Extract all of the entries and give them again, word for word.

begin

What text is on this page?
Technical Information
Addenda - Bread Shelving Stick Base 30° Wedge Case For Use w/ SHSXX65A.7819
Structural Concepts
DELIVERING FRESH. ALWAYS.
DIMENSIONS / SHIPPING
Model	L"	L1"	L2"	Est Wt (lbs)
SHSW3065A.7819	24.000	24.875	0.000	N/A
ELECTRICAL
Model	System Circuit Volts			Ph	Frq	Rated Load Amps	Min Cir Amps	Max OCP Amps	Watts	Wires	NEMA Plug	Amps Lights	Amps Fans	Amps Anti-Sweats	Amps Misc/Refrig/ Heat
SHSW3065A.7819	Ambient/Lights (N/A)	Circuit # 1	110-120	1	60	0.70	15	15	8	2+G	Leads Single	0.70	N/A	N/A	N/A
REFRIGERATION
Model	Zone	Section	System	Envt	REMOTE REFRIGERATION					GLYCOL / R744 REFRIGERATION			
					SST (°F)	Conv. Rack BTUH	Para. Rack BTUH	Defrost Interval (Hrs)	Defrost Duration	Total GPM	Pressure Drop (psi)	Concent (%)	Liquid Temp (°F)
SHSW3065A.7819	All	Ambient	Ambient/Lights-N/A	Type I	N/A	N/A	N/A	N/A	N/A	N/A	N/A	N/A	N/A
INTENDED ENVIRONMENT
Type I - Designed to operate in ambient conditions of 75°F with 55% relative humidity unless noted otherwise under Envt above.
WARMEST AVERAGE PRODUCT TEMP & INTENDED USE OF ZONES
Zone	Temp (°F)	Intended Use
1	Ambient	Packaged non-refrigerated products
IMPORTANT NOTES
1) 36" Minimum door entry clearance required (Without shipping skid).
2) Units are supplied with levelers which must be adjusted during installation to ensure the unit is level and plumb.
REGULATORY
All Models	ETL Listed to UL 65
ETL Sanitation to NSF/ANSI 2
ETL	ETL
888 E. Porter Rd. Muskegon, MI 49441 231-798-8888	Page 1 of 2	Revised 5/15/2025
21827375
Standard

end

Task output:
What text is on this page?
Technical Information
Addenda - Bread Shelving Stick Base 30° Wedge Case For Use w/ SHSXX65A.7819
Structural Concepts
DELIVERING FRESH. ALWAYS.
DIMENSIONS / SHIPPING
Model	L"	L1"	L2"	Est Wt (lbs)
SHSW3065A.7819	24.000	24.875	0.000	N/A
ELECTRICAL
Model	System Circuit Volts			Ph	Frq	Rated Load Amps	Min Cir Amps	Max OCP Amps	Watts	Wires	NEMA Plug	Amps Lights	Amps Fans	Amps Anti-Sweats	Amps Misc/Refrig/ Heat
SHSW3065A.7819	Ambient/Lights (N/A)	Circuit # 1	110-120	1	60	0.70	15	15	8	2+G	Leads Single	0.70	N/A	N/A	N/A
REFRIGERATION
Model	Zone	Section	System	Envt	REMOTE REFRIGERATION					GLYCOL / R744 REFRIGERATION			
					SST (°F)	Conv. Rack BTUH	Para. Rack BTUH	Defrost Interval (Hrs)	Defrost Duration	Total GPM	Pressure Drop (psi)	Concent (%)	Liquid Temp (°F)
SHSW3065A.7819	All	Ambient	Ambient/Lights-N/A	Type I	N/A	N/A	N/A	N/A	N/A	N/A	N/A	N/A	N/A
INTENDED ENVIRONMENT
Type I - Designed to operate in ambient conditions of 75°F with 55% relative humidity unless noted otherwise under Envt above.
WARMEST AVERAGE PRODUCT TEMP & INTENDED USE OF ZONES
Zone	Temp (°F)	Intended Use
1	Ambient	Packaged non-refrigerated products
IMPORTANT NOTES
1) 36" Minimum door entry clearance required (Without shipping skid).
2) Units are supplied with levelers which must be adjusted during installation to ensure the unit is level and plumb.
REGULATORY
All Models	ETL Listed to UL 65
ETL Sanitation to NSF/ANSI 2
ETL	ETL
888 E. Porter Rd. Muskegon, MI 49441 231-798-8888	Page 1 of 2	Revised 5/15/2025
21827375
Standard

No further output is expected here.